[Extracted records]
☆ ☆ ☆ ☆

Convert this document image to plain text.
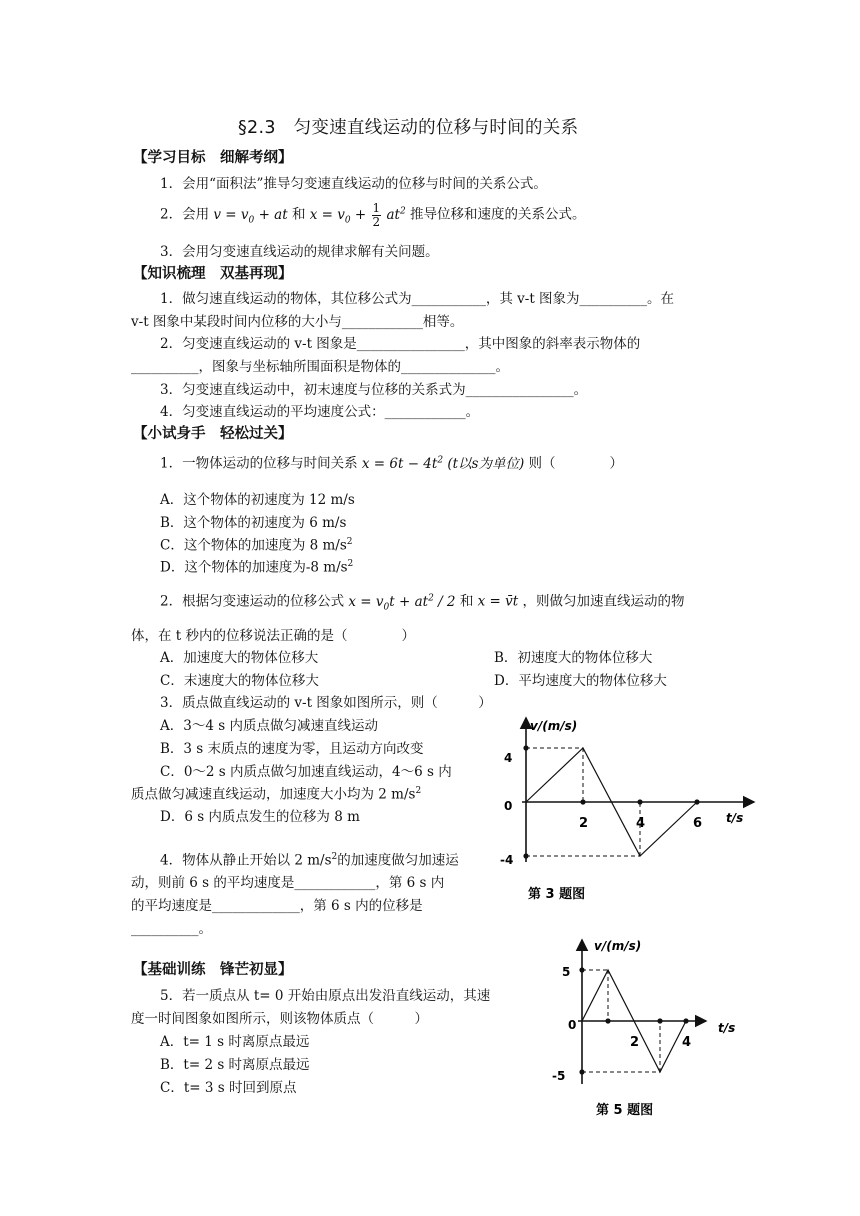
§2.3　匀变速直线运动的位移与时间的关系
【学习目标　细解考纲】
1．会用“面积法”推导匀变速直线运动的位移与时间的关系公式。
2．会用 $v = v_0$ + at 和 $x = v_0 + \frac{1}{2} at^2$ 推导位移和速度的关系公式。
3．会用匀变速直线运动的规律求解有关问题。
【知识梳理　双基再现】
1．做匀速直线运动的物体，其位移公式为___________，其 v-t 图象为__________。在
v-t 图象中某段时间内位移的大小与____________相等。
2．匀变速直线运动的 v-t 图象是________________，其中图象的斜率表示物体的
__________，图象与坐标轴所围面积是物体的______________。
3．匀变速直线运动中，初末速度与位移的关系式为________________。
4．匀变速直线运动的平均速度公式：____________。
【小试身手　轻松过关】
1．一物体运动的位移与时间关系 $x = 6t - 4t^2$ (t以s为单位) 则（　　　　）
A．这个物体的初速度为 12 m/s
B．这个物体的初速度为 6 m/s
C．这个物体的加速度为 8 $m/s^2$
D．这个物体的加速度为-8 $m/s^2$
2．根据匀变速运动的位移公式 $x = v_0t + at^2 / 2$ 和 x = v̄t ，则做匀加速直线运动的物
体，在 t 秒内的位移说法正确的是（　　　　）
A．加速度大的物体位移大	B．初速度大的物体位移大
C．末速度大的物体位移大	D．平均速度大的物体位移大
3．质点做直线运动的 v-t 图象如图所示，则（　　　）
A．3～4 s 内质点做匀减速直线运动
B．3 s 末质点的速度为零，且运动方向改变
C．0～2 s 内质点做匀加速直线运动，4～6 s 内
质点做匀减速直线运动，加速度大小均为 2 $m/s^2$
D．6 s 内质点发生的位移为 8 m
4．物体从静止开始以 2 $m/s^2$的加速度做匀加速运
动，则前 6 s 的平均速度是____________，第 6 s 内
的平均速度是_____________，第 6 s 内的位移是
__________。
【基础训练　锋芒初显】
5．若一质点从 t= 0 开始由原点出发沿直线运动，其速
度一时间图象如图所示，则该物体质点（　　　）
A．t= 1 s 时离原点最远
B．t= 2 s 时离原点最远
C．t= 3 s 时回到原点
v/(m/s)
t/s
4
0
-4
2	4	6
第 3 题图
v/(m/s)
t/s
5
0
-5
2	4
第 5 题图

☆ ☆ ☆ ☆

_WHAT YOU HAVE TO DO_: Quote every record above exactly, leaving out any pictures.

_EXERCISE OUTPUT_:
Convert this document image to plain text.
§2.3　匀变速直线运动的位移与时间的关系
【学习目标　细解考纲】
1．会用“面积法”推导匀变速直线运动的位移与时间的关系公式。
2．会用 $v = v_0$ + at 和 $x = v_0 + \frac{1}{2} at^2$ 推导位移和速度的关系公式。
3．会用匀变速直线运动的规律求解有关问题。
【知识梳理　双基再现】
1．做匀速直线运动的物体，其位移公式为___________，其 v-t 图象为__________。在
v-t 图象中某段时间内位移的大小与____________相等。
2．匀变速直线运动的 v-t 图象是________________，其中图象的斜率表示物体的
__________，图象与坐标轴所围面积是物体的______________。
3．匀变速直线运动中，初末速度与位移的关系式为________________。
4．匀变速直线运动的平均速度公式：____________。
【小试身手　轻松过关】
1．一物体运动的位移与时间关系 $x = 6t - 4t^2$ (t以s为单位) 则（　　　　）
A．这个物体的初速度为 12 m/s
B．这个物体的初速度为 6 m/s
C．这个物体的加速度为 8 $m/s^2$
D．这个物体的加速度为-8 $m/s^2$
2．根据匀变速运动的位移公式 $x = v_0t + at^2 / 2$ 和 x = v̄t ，则做匀加速直线运动的物
体，在 t 秒内的位移说法正确的是（　　　　）
A．加速度大的物体位移大	B．初速度大的物体位移大
C．末速度大的物体位移大	D．平均速度大的物体位移大
3．质点做直线运动的 v-t 图象如图所示，则（　　　）
A．3～4 s 内质点做匀减速直线运动
B．3 s 末质点的速度为零，且运动方向改变
C．0～2 s 内质点做匀加速直线运动，4～6 s 内
质点做匀减速直线运动，加速度大小均为 2 $m/s^2$
D．6 s 内质点发生的位移为 8 m
4．物体从静止开始以 2 $m/s^2$的加速度做匀加速运
动，则前 6 s 的平均速度是____________，第 6 s 内
的平均速度是_____________，第 6 s 内的位移是
__________。
【基础训练　锋芒初显】
5．若一质点从 t= 0 开始由原点出发沿直线运动，其速
度一时间图象如图所示，则该物体质点（　　　）
A．t= 1 s 时离原点最远
B．t= 2 s 时离原点最远
C．t= 3 s 时回到原点
v/(m/s)
t/s
4
0
-4
2	4	6
第 3 题图
v/(m/s)
t/s
5
0
-5
2	4
第 5 题图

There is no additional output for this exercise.